## What to work on
Comb through the entries for "text" and pull out each line that holds it.

## Data shown

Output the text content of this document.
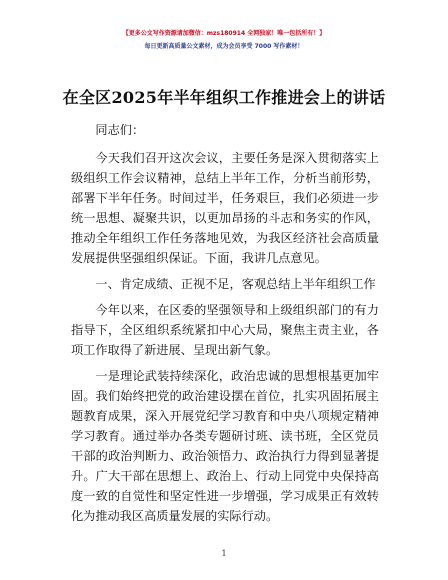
【更多公文写作资源请加微信：mzs180914 全网独家！唯一包括所有！】
每日更新高质量公文素材，成为会员享受 7000 写作素材！
在全区2025年半年组织工作推进会上的讲话

同志们：

今天我们召开这次会议，主要任务是深入贯彻落实上级组织工作会议精神，总结上半年工作，分析当前形势，部署下半年任务。时间过半，任务艰巨，我们必须进一步统一思想、凝聚共识，以更加昂扬的斗志和务实的作风，推动全年组织工作任务落地见效，为我区经济社会高质量发展提供坚强组织保证。下面，我讲几点意见。

一、肯定成绩、正视不足，客观总结上半年组织工作

今年以来，在区委的坚强领导和上级组织部门的有力指导下，全区组织系统紧扣中心大局，聚焦主责主业，各项工作取得了新进展、呈现出新气象。

一是理论武装持续深化，政治忠诚的思想根基更加牢固。我们始终把党的政治建设摆在首位，扎实巩固拓展主题教育成果，深入开展党纪学习教育和中央八项规定精神学习教育。通过举办各类专题研讨班、读书班，全区党员干部的政治判断力、政治领悟力、政治执行力得到显著提升。广大干部在思想上、政治上、行动上同党中央保持高度一致的自觉性和坚定性进一步增强，学习成果正有效转化为推动我区高质量发展的实际行动。

1
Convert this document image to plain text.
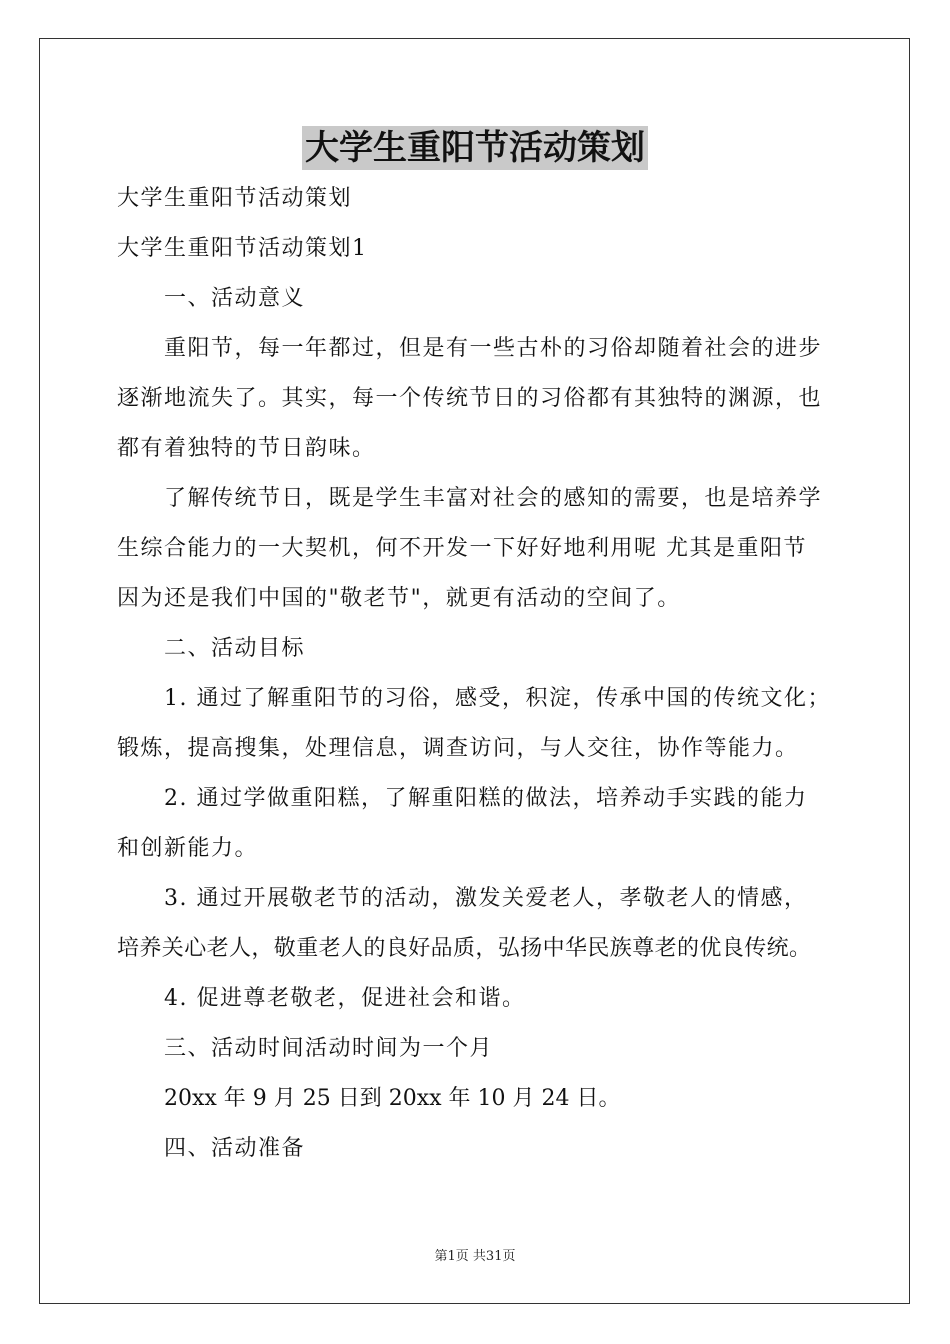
大学生重阳节活动策划
大学生重阳节活动策划
大学生重阳节活动策划1
一、活动意义
重阳节，每一年都过，但是有一些古朴的习俗却随着社会的进步
逐渐地流失了。其实，每一个传统节日的习俗都有其独特的渊源，也
都有着独特的节日韵味。
了解传统节日，既是学生丰富对社会的感知的需要，也是培养学
生综合能力的一大契机，何不开发一下好好地利用呢 尤其是重阳节
因为还是我们中国的"敬老节"，就更有活动的空间了。
二、活动目标
1. 通过了解重阳节的习俗，感受，积淀，传承中国的传统文化；
锻炼，提高搜集，处理信息，调查访问，与人交往，协作等能力。
2. 通过学做重阳糕，了解重阳糕的做法，培养动手实践的能力
和创新能力。
3. 通过开展敬老节的活动，激发关爱老人，孝敬老人的情感，
培养关心老人，敬重老人的良好品质，弘扬中华民族尊老的优良传统。
4. 促进尊老敬老，促进社会和谐。
三、活动时间活动时间为一个月
20xx 年 9 月 25 日到 20xx 年 10 月 24 日。
四、活动准备
第1页 共31页
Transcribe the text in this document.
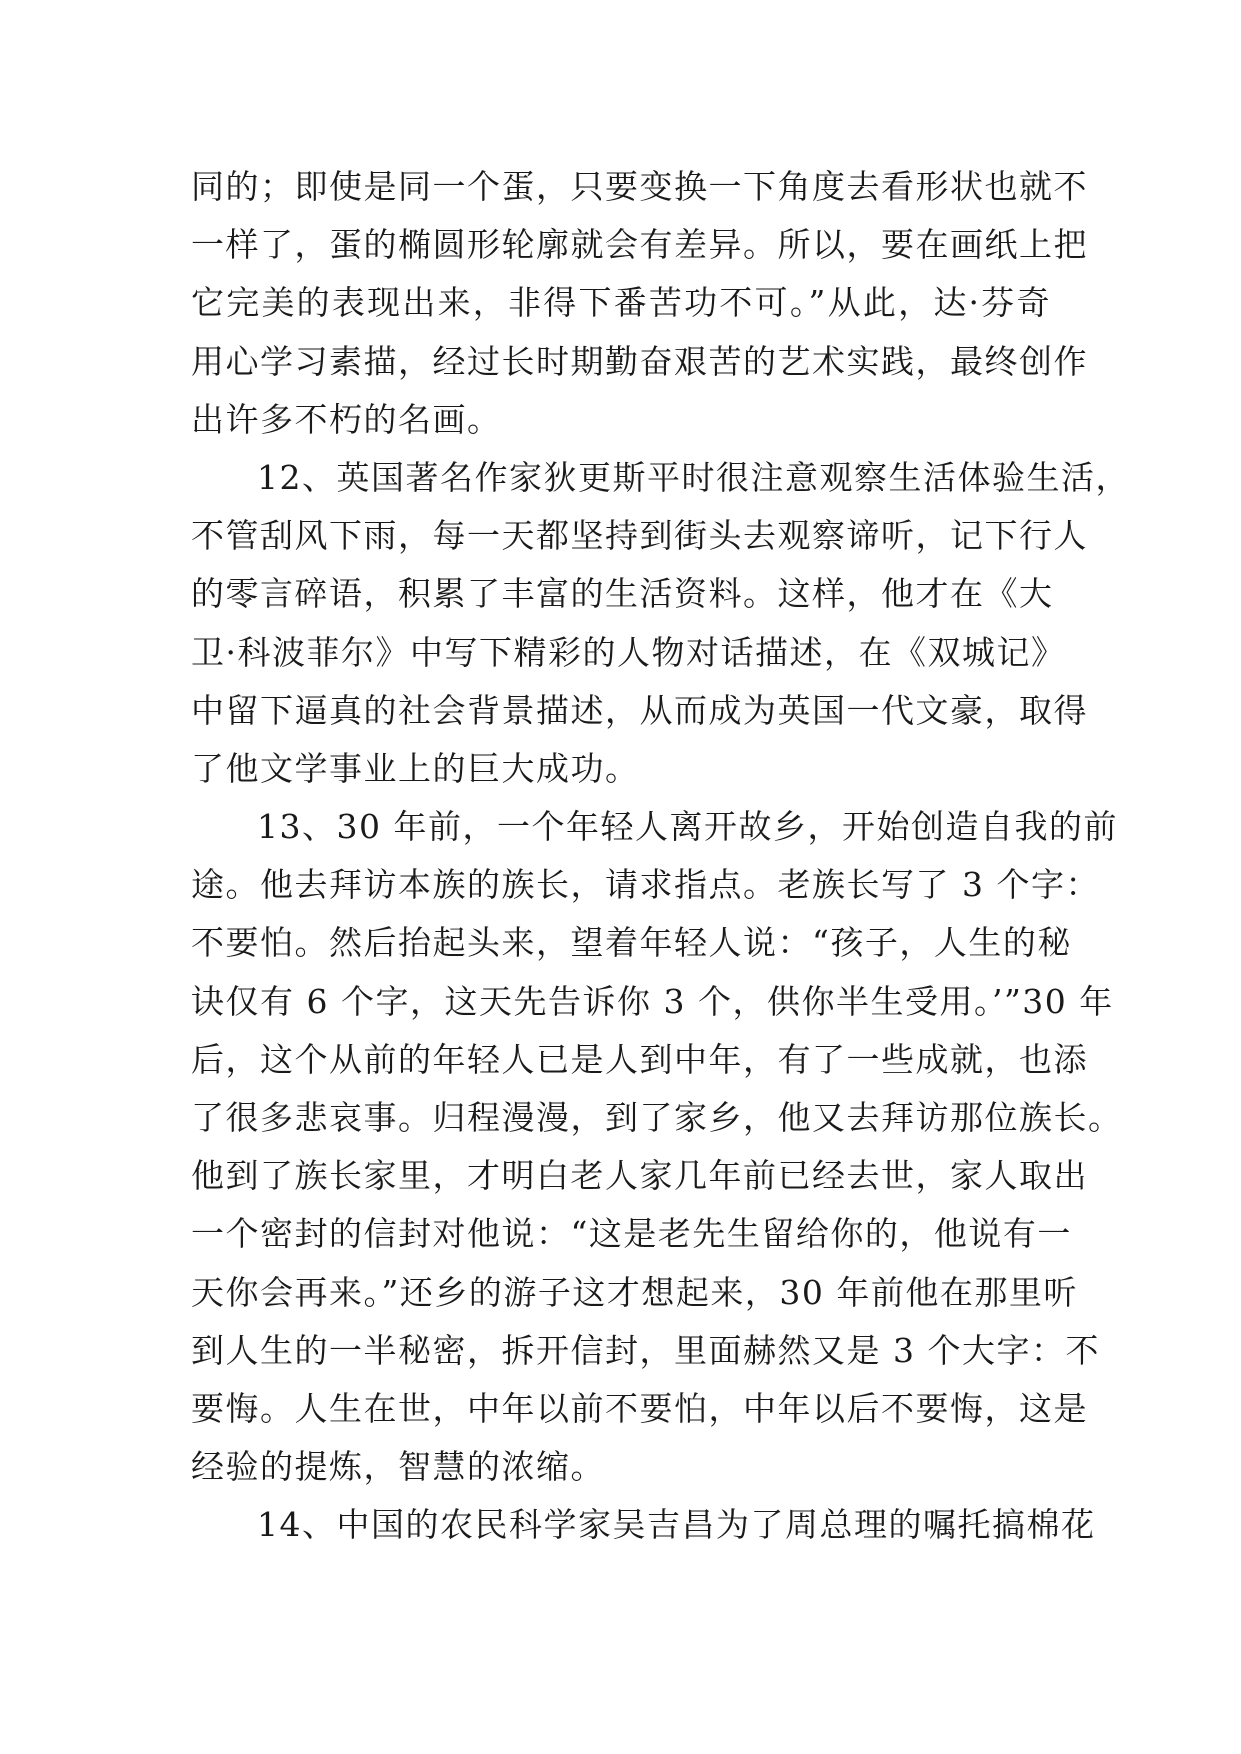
同的；即使是同一个蛋，只要变换一下角度去看形状也就不
一样了，蛋的椭圆形轮廓就会有差异。所以，要在画纸上把
它完美的表现出来，非得下番苦功不可。”从此，达·芬奇
用心学习素描，经过长时期勤奋艰苦的艺术实践，最终创作
出许多不朽的名画。
12、英国著名作家狄更斯平时很注意观察生活体验生活，
不管刮风下雨，每一天都坚持到街头去观察谛听，记下行人
的零言碎语，积累了丰富的生活资料。这样，他才在《大
卫·科波菲尔》中写下精彩的人物对话描述，在《双城记》
中留下逼真的社会背景描述，从而成为英国一代文豪，取得
了他文学事业上的巨大成功。
13、30 年前，一个年轻人离开故乡，开始创造自我的前
途。他去拜访本族的族长，请求指点。老族长写了 3 个字：
不要怕。然后抬起头来，望着年轻人说：“孩子，人生的秘
诀仅有 6 个字，这天先告诉你 3 个，供你半生受用。’”30 年
后，这个从前的年轻人已是人到中年，有了一些成就，也添
了很多悲哀事。归程漫漫，到了家乡，他又去拜访那位族长。
他到了族长家里，才明白老人家几年前已经去世，家人取出
一个密封的信封对他说：“这是老先生留给你的，他说有一
天你会再来。”还乡的游子这才想起来，30 年前他在那里听
到人生的一半秘密，拆开信封，里面赫然又是 3 个大字：不
要悔。人生在世，中年以前不要怕，中年以后不要悔，这是
经验的提炼，智慧的浓缩。
14、中国的农民科学家吴吉昌为了周总理的嘱托搞棉花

## Answer below
Output the text content of this document.
Convert this document image to plain text.
Transcribe the text in this document.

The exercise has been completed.